Material for the task ->
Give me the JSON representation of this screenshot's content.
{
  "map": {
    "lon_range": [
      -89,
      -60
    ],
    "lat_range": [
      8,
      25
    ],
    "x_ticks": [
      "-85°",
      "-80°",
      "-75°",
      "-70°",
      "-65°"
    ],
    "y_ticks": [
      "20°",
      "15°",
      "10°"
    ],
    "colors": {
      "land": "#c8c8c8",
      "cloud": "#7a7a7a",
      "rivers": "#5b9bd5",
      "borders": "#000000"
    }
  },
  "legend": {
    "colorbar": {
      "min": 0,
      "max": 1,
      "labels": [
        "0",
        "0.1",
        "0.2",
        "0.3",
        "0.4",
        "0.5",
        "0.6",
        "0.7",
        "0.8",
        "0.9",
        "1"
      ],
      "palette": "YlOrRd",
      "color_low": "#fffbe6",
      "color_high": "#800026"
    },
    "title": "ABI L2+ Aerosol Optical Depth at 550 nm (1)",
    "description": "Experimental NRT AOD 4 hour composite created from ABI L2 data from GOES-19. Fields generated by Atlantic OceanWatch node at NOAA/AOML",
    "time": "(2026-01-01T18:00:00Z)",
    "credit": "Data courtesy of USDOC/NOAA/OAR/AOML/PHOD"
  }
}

What this task involves ->
Repeat all of the records above exactly as written.

Answer to this task ->
Give me the JSON representation of this screenshot's content.
{
  "map": {
    "lon_range": [
      -89,
      -60
    ],
    "lat_range": [
      8,
      25
    ],
    "x_ticks": [
      "-85°",
      "-80°",
      "-75°",
      "-70°",
      "-65°"
    ],
    "y_ticks": [
      "20°",
      "15°",
      "10°"
    ],
    "colors": {
      "land": "#c8c8c8",
      "cloud": "#7a7a7a",
      "rivers": "#5b9bd5",
      "borders": "#000000"
    }
  },
  "legend": {
    "colorbar": {
      "min": 0,
      "max": 1,
      "labels": [
        "0",
        "0.1",
        "0.2",
        "0.3",
        "0.4",
        "0.5",
        "0.6",
        "0.7",
        "0.8",
        "0.9",
        "1"
      ],
      "palette": "YlOrRd",
      "color_low": "#fffbe6",
      "color_high": "#800026"
    },
    "title": "ABI L2+ Aerosol Optical Depth at 550 nm (1)",
    "description": "Experimental NRT AOD 4 hour composite created from ABI L2 data from GOES-19. Fields generated by Atlantic OceanWatch node at NOAA/AOML",
    "time": "(2026-01-01T18:00:00Z)",
    "credit": "Data courtesy of USDOC/NOAA/OAR/AOML/PHOD"
  }
}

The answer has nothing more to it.